===== INPUT RECORDS =====

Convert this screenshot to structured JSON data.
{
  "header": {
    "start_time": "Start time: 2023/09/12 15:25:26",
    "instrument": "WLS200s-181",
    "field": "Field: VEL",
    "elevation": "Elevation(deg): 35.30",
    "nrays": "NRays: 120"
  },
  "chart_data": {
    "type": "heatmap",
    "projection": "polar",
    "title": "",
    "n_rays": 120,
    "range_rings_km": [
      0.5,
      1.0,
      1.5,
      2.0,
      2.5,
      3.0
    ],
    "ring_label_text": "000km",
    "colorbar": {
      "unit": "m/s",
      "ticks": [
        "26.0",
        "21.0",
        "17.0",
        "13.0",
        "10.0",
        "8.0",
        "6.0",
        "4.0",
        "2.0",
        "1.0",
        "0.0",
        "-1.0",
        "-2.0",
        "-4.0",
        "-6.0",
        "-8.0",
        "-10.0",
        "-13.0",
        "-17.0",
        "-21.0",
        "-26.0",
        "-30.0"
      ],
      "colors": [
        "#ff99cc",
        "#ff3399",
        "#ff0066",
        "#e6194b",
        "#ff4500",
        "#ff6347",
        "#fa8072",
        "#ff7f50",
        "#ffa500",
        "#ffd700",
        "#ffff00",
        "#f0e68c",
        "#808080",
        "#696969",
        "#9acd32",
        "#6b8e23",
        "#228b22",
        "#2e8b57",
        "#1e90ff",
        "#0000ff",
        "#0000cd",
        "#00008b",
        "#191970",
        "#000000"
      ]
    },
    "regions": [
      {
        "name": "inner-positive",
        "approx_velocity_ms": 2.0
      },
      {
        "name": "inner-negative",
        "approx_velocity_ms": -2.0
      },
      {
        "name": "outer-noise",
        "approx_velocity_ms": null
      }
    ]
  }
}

=====

DESCRIPTION OF THE TASK | Extract all the entries word for word.

THE REPLY |
Convert this screenshot to structured JSON data.
{
  "header": {
    "start_time": "Start time: 2023/09/12 15:25:26",
    "instrument": "WLS200s-181",
    "field": "Field: VEL",
    "elevation": "Elevation(deg): 35.30",
    "nrays": "NRays: 120"
  },
  "chart_data": {
    "type": "heatmap",
    "projection": "polar",
    "title": "",
    "n_rays": 120,
    "range_rings_km": [
      0.5,
      1.0,
      1.5,
      2.0,
      2.5,
      3.0
    ],
    "ring_label_text": "000km",
    "colorbar": {
      "unit": "m/s",
      "ticks": [
        "26.0",
        "21.0",
        "17.0",
        "13.0",
        "10.0",
        "8.0",
        "6.0",
        "4.0",
        "2.0",
        "1.0",
        "0.0",
        "-1.0",
        "-2.0",
        "-4.0",
        "-6.0",
        "-8.0",
        "-10.0",
        "-13.0",
        "-17.0",
        "-21.0",
        "-26.0",
        "-30.0"
      ],
      "colors": [
        "#ff99cc",
        "#ff3399",
        "#ff0066",
        "#e6194b",
        "#ff4500",
        "#ff6347",
        "#fa8072",
        "#ff7f50",
        "#ffa500",
        "#ffd700",
        "#ffff00",
        "#f0e68c",
        "#808080",
        "#696969",
        "#9acd32",
        "#6b8e23",
        "#228b22",
        "#2e8b57",
        "#1e90ff",
        "#0000ff",
        "#0000cd",
        "#00008b",
        "#191970",
        "#000000"
      ]
    },
    "regions": [
      {
        "name": "inner-positive",
        "approx_velocity_ms": 2.0
      },
      {
        "name": "inner-negative",
        "approx_velocity_ms": -2.0
      },
      {
        "name": "outer-noise",
        "approx_velocity_ms": null
      }
    ]
  }
}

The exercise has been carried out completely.